Provided entries »
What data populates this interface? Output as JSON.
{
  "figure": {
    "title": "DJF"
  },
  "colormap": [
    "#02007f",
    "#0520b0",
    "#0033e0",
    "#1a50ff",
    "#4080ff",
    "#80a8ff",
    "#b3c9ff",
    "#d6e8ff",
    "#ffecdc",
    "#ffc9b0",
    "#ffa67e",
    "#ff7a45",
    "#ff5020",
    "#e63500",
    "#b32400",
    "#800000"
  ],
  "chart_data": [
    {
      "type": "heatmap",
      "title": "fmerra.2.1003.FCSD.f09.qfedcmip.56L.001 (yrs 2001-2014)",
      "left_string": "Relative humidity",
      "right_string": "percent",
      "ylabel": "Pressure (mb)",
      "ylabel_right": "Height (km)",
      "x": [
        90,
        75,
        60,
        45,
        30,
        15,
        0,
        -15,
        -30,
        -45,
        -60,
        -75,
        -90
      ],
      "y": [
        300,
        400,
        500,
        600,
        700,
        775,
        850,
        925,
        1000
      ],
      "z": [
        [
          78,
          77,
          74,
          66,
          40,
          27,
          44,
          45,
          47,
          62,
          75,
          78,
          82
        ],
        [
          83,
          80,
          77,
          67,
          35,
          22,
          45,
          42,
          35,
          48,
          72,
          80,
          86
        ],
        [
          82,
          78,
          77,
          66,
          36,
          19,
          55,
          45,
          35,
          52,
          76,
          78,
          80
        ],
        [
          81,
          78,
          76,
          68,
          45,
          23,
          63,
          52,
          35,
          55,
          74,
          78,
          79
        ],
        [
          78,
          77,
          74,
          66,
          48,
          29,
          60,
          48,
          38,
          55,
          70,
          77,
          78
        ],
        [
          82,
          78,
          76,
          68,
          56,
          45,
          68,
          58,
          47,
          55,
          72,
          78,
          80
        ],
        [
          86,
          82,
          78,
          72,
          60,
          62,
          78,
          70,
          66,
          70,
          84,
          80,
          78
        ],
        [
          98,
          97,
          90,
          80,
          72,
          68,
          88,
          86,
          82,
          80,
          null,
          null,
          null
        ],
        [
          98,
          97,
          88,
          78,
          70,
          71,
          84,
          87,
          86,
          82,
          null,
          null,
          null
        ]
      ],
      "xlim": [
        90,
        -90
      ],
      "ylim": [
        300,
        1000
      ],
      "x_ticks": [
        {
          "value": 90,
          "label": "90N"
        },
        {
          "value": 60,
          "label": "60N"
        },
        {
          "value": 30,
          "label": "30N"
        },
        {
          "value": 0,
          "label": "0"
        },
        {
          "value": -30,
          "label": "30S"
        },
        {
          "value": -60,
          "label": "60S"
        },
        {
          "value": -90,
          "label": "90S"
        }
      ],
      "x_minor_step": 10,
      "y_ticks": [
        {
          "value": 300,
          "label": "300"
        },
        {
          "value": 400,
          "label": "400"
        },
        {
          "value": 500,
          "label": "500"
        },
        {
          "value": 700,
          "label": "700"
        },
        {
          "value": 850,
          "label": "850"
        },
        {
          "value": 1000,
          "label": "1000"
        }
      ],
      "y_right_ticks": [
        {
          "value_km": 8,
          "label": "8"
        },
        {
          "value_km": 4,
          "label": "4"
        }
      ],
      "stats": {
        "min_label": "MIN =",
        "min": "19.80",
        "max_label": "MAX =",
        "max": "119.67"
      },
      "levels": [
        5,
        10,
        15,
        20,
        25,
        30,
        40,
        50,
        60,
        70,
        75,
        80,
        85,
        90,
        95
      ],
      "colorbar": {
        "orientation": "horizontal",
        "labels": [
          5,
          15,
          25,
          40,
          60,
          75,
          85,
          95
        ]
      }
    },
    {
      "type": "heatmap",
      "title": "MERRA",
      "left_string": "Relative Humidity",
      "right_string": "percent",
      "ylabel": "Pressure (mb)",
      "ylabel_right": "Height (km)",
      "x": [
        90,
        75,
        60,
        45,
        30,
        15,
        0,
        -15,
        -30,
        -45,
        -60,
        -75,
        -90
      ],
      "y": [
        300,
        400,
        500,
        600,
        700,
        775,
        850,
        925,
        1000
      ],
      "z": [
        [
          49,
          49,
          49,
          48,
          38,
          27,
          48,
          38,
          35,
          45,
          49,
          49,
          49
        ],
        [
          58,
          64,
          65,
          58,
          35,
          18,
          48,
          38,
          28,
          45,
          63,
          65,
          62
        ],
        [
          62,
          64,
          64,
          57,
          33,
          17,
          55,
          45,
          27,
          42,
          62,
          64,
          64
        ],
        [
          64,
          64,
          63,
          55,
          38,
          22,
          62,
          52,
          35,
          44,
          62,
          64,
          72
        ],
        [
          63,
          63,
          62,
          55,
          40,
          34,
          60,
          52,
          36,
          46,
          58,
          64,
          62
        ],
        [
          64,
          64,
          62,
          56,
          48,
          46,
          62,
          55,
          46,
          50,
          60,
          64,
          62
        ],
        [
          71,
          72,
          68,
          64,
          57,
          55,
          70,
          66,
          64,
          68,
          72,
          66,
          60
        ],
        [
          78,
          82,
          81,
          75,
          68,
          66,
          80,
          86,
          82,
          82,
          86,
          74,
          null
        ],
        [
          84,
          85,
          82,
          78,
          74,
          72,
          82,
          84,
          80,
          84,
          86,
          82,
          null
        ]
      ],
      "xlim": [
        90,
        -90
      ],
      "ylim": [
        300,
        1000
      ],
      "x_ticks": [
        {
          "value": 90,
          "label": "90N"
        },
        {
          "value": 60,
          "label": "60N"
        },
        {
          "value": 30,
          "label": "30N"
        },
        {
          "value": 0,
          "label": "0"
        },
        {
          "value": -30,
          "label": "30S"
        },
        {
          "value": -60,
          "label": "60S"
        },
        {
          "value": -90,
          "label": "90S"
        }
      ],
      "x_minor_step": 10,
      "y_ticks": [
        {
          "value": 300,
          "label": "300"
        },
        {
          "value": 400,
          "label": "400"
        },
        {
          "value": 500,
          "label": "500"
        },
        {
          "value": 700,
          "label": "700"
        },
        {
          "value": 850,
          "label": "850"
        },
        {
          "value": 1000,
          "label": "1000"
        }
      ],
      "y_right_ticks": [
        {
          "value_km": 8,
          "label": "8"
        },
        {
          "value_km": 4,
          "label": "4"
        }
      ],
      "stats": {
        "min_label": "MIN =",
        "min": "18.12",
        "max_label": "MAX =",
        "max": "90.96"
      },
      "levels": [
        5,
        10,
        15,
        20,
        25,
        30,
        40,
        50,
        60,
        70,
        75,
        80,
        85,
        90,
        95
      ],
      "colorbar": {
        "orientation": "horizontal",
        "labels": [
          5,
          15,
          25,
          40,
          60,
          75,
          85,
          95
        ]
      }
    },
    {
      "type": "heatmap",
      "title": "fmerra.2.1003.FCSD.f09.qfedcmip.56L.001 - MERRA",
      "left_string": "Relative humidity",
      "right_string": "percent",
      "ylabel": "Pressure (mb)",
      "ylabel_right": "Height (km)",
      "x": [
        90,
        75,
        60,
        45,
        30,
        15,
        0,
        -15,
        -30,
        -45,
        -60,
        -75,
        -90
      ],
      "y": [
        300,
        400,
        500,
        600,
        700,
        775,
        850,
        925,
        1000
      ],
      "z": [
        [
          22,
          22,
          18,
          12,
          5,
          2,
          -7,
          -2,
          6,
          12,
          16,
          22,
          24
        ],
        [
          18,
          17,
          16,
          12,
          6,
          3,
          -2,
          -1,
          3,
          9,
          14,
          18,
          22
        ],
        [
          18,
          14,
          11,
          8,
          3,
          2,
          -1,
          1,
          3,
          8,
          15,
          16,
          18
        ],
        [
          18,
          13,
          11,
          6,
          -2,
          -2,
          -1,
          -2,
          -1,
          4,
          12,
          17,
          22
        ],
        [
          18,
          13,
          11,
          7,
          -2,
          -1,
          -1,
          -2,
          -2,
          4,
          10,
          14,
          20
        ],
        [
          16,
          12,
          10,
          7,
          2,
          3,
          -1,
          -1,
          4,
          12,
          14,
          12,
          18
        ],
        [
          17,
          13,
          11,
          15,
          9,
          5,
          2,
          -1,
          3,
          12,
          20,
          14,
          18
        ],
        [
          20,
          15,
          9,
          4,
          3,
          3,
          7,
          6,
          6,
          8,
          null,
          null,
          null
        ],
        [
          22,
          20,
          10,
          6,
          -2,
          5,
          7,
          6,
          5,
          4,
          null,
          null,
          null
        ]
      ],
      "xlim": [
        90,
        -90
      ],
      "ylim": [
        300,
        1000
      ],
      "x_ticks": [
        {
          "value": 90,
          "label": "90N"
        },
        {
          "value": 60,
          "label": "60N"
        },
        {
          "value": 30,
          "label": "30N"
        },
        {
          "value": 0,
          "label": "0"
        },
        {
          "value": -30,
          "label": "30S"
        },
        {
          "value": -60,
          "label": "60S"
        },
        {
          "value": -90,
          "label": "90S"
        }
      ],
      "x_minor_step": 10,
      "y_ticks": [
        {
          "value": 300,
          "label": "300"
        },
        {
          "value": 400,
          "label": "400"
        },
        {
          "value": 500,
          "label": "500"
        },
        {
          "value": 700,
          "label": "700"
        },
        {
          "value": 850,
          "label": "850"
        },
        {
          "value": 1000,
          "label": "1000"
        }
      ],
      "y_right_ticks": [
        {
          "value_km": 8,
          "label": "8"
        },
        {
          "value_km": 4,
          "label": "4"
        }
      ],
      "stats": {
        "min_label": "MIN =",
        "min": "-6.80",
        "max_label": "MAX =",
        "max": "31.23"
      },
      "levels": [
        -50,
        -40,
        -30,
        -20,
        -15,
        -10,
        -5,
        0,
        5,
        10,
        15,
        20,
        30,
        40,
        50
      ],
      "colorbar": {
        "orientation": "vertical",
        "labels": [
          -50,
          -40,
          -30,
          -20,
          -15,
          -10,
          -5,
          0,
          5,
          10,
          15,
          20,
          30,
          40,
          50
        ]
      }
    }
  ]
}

Written exercise » Collect the complete line wherever the string "FCSD" appears in the records.

Response to this exercise »
      "title": "fmerra.2.1003.FCSD.f09.qfedcmip.56L.001 (yrs 2001-2014)",
      "title": "fmerra.2.1003.FCSD.f09.qfedcmip.56L.001 - MERRA",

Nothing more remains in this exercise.